** Start of MATERIALS PROVIDED **

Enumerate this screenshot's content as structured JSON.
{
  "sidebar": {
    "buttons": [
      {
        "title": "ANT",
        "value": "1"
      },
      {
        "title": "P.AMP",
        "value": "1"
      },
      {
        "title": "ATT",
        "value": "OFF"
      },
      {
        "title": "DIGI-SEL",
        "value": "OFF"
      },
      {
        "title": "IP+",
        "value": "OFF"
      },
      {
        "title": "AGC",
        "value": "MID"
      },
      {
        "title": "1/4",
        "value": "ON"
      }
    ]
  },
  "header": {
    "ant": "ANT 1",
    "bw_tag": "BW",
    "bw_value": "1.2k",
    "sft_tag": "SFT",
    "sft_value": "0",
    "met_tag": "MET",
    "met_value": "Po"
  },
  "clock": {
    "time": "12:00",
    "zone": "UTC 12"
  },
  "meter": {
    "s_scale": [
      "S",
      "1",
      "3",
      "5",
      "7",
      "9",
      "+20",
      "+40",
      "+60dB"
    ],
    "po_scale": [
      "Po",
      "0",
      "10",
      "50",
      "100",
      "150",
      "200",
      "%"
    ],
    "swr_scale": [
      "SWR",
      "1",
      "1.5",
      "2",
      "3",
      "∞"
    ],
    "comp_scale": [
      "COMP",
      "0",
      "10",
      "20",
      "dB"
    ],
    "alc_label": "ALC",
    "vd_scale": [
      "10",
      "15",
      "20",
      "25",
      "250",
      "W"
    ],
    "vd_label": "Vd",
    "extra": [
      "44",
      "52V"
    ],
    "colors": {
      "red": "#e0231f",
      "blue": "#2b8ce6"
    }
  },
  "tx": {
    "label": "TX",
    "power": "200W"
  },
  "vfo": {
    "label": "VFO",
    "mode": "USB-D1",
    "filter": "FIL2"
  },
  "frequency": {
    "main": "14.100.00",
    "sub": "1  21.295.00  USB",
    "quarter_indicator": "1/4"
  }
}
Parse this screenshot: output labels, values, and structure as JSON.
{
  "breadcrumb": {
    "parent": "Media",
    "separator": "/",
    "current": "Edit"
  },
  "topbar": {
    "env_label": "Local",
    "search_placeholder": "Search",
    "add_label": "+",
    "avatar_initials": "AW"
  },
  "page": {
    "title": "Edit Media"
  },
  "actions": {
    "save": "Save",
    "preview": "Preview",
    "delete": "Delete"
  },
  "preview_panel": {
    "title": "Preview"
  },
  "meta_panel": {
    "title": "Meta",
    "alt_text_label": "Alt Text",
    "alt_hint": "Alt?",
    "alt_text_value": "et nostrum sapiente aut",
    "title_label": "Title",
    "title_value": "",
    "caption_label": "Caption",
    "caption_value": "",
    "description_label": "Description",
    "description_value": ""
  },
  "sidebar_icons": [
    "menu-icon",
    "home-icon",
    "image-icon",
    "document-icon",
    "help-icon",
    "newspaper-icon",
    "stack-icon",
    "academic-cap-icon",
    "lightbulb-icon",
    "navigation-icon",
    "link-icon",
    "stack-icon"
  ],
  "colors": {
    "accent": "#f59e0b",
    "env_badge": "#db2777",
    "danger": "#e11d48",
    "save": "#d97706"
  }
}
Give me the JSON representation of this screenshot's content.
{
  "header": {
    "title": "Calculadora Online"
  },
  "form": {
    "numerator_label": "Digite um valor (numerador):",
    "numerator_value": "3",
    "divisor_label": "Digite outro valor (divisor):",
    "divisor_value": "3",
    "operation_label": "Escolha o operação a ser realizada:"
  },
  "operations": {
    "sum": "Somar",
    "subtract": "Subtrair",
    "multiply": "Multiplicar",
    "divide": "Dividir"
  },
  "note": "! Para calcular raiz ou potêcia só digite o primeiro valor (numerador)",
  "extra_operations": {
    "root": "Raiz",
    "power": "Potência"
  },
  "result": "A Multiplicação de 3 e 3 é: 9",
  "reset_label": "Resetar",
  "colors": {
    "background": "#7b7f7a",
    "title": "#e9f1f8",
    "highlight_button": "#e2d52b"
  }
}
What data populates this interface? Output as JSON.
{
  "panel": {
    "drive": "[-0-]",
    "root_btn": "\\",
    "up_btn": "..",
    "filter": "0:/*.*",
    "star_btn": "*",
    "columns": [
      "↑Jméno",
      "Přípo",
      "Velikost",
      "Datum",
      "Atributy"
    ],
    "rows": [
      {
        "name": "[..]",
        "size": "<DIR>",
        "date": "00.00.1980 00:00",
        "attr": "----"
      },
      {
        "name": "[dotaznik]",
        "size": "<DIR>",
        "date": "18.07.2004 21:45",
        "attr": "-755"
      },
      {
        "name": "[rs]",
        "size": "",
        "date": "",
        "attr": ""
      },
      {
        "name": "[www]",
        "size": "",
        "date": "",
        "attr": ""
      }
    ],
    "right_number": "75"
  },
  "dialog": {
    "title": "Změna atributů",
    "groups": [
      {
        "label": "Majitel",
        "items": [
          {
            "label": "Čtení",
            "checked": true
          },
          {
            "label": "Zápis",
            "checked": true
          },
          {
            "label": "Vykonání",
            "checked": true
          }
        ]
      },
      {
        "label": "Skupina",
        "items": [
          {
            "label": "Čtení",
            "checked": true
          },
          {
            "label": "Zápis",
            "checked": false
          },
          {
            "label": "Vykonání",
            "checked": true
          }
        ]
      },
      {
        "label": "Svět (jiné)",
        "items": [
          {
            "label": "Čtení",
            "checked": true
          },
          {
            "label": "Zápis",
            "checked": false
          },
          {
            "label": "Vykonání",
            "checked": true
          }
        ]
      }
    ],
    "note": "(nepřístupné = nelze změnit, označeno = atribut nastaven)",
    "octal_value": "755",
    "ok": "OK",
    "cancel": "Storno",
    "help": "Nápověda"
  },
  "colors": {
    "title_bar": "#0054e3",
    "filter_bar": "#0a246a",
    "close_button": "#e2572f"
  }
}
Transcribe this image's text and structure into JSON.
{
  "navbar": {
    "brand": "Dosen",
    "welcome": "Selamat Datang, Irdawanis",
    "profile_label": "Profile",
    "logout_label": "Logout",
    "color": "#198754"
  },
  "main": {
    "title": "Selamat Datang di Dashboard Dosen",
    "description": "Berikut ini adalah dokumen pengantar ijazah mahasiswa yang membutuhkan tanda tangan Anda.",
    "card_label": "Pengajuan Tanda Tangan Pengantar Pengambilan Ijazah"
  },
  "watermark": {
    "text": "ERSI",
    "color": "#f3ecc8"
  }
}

** End of MATERIALS PROVIDED **

PROBLEM DETAILS: Make an exact copy of every entry.

EXERCISE ANSWER:
Enumerate this screenshot's content as structured JSON.
{
  "sidebar": {
    "buttons": [
      {
        "title": "ANT",
        "value": "1"
      },
      {
        "title": "P.AMP",
        "value": "1"
      },
      {
        "title": "ATT",
        "value": "OFF"
      },
      {
        "title": "DIGI-SEL",
        "value": "OFF"
      },
      {
        "title": "IP+",
        "value": "OFF"
      },
      {
        "title": "AGC",
        "value": "MID"
      },
      {
        "title": "1/4",
        "value": "ON"
      }
    ]
  },
  "header": {
    "ant": "ANT 1",
    "bw_tag": "BW",
    "bw_value": "1.2k",
    "sft_tag": "SFT",
    "sft_value": "0",
    "met_tag": "MET",
    "met_value": "Po"
  },
  "clock": {
    "time": "12:00",
    "zone": "UTC 12"
  },
  "meter": {
    "s_scale": [
      "S",
      "1",
      "3",
      "5",
      "7",
      "9",
      "+20",
      "+40",
      "+60dB"
    ],
    "po_scale": [
      "Po",
      "0",
      "10",
      "50",
      "100",
      "150",
      "200",
      "%"
    ],
    "swr_scale": [
      "SWR",
      "1",
      "1.5",
      "2",
      "3",
      "∞"
    ],
    "comp_scale": [
      "COMP",
      "0",
      "10",
      "20",
      "dB"
    ],
    "alc_label": "ALC",
    "vd_scale": [
      "10",
      "15",
      "20",
      "25",
      "250",
      "W"
    ],
    "vd_label": "Vd",
    "extra": [
      "44",
      "52V"
    ],
    "colors": {
      "red": "#e0231f",
      "blue": "#2b8ce6"
    }
  },
  "tx": {
    "label": "TX",
    "power": "200W"
  },
  "vfo": {
    "label": "VFO",
    "mode": "USB-D1",
    "filter": "FIL2"
  },
  "frequency": {
    "main": "14.100.00",
    "sub": "1  21.295.00  USB",
    "quarter_indicator": "1/4"
  }
}
Parse this screenshot: output labels, values, and structure as JSON.
{
  "breadcrumb": {
    "parent": "Media",
    "separator": "/",
    "current": "Edit"
  },
  "topbar": {
    "env_label": "Local",
    "search_placeholder": "Search",
    "add_label": "+",
    "avatar_initials": "AW"
  },
  "page": {
    "title": "Edit Media"
  },
  "actions": {
    "save": "Save",
    "preview": "Preview",
    "delete": "Delete"
  },
  "preview_panel": {
    "title": "Preview"
  },
  "meta_panel": {
    "title": "Meta",
    "alt_text_label": "Alt Text",
    "alt_hint": "Alt?",
    "alt_text_value": "et nostrum sapiente aut",
    "title_label": "Title",
    "title_value": "",
    "caption_label": "Caption",
    "caption_value": "",
    "description_label": "Description",
    "description_value": ""
  },
  "sidebar_icons": [
    "menu-icon",
    "home-icon",
    "image-icon",
    "document-icon",
    "help-icon",
    "newspaper-icon",
    "stack-icon",
    "academic-cap-icon",
    "lightbulb-icon",
    "navigation-icon",
    "link-icon",
    "stack-icon"
  ],
  "colors": {
    "accent": "#f59e0b",
    "env_badge": "#db2777",
    "danger": "#e11d48",
    "save": "#d97706"
  }
}
Give me the JSON representation of this screenshot's content.
{
  "header": {
    "title": "Calculadora Online"
  },
  "form": {
    "numerator_label": "Digite um valor (numerador):",
    "numerator_value": "3",
    "divisor_label": "Digite outro valor (divisor):",
    "divisor_value": "3",
    "operation_label": "Escolha o operação a ser realizada:"
  },
  "operations": {
    "sum": "Somar",
    "subtract": "Subtrair",
    "multiply": "Multiplicar",
    "divide": "Dividir"
  },
  "note": "! Para calcular raiz ou potêcia só digite o primeiro valor (numerador)",
  "extra_operations": {
    "root": "Raiz",
    "power": "Potência"
  },
  "result": "A Multiplicação de 3 e 3 é: 9",
  "reset_label": "Resetar",
  "colors": {
    "background": "#7b7f7a",
    "title": "#e9f1f8",
    "highlight_button": "#e2d52b"
  }
}
What data populates this interface? Output as JSON.
{
  "panel": {
    "drive": "[-0-]",
    "root_btn": "\\",
    "up_btn": "..",
    "filter": "0:/*.*",
    "star_btn": "*",
    "columns": [
      "↑Jméno",
      "Přípo",
      "Velikost",
      "Datum",
      "Atributy"
    ],
    "rows": [
      {
        "name": "[..]",
        "size": "<DIR>",
        "date": "00.00.1980 00:00",
        "attr": "----"
      },
      {
        "name": "[dotaznik]",
        "size": "<DIR>",
        "date": "18.07.2004 21:45",
        "attr": "-755"
      },
      {
        "name": "[rs]",
        "size": "",
        "date": "",
        "attr": ""
      },
      {
        "name": "[www]",
        "size": "",
        "date": "",
        "attr": ""
      }
    ],
    "right_number": "75"
  },
  "dialog": {
    "title": "Změna atributů",
    "groups": [
      {
        "label": "Majitel",
        "items": [
          {
            "label": "Čtení",
            "checked": true
          },
          {
            "label": "Zápis",
            "checked": true
          },
          {
            "label": "Vykonání",
            "checked": true
          }
        ]
      },
      {
        "label": "Skupina",
        "items": [
          {
            "label": "Čtení",
            "checked": true
          },
          {
            "label": "Zápis",
            "checked": false
          },
          {
            "label": "Vykonání",
            "checked": true
          }
        ]
      },
      {
        "label": "Svět (jiné)",
        "items": [
          {
            "label": "Čtení",
            "checked": true
          },
          {
            "label": "Zápis",
            "checked": false
          },
          {
            "label": "Vykonání",
            "checked": true
          }
        ]
      }
    ],
    "note": "(nepřístupné = nelze změnit, označeno = atribut nastaven)",
    "octal_value": "755",
    "ok": "OK",
    "cancel": "Storno",
    "help": "Nápověda"
  },
  "colors": {
    "title_bar": "#0054e3",
    "filter_bar": "#0a246a",
    "close_button": "#e2572f"
  }
}
Transcribe this image's text and structure into JSON.
{
  "navbar": {
    "brand": "Dosen",
    "welcome": "Selamat Datang, Irdawanis",
    "profile_label": "Profile",
    "logout_label": "Logout",
    "color": "#198754"
  },
  "main": {
    "title": "Selamat Datang di Dashboard Dosen",
    "description": "Berikut ini adalah dokumen pengantar ijazah mahasiswa yang membutuhkan tanda tangan Anda.",
    "card_label": "Pengajuan Tanda Tangan Pengantar Pengambilan Ijazah"
  },
  "watermark": {
    "text": "ERSI",
    "color": "#f3ecc8"
  }
}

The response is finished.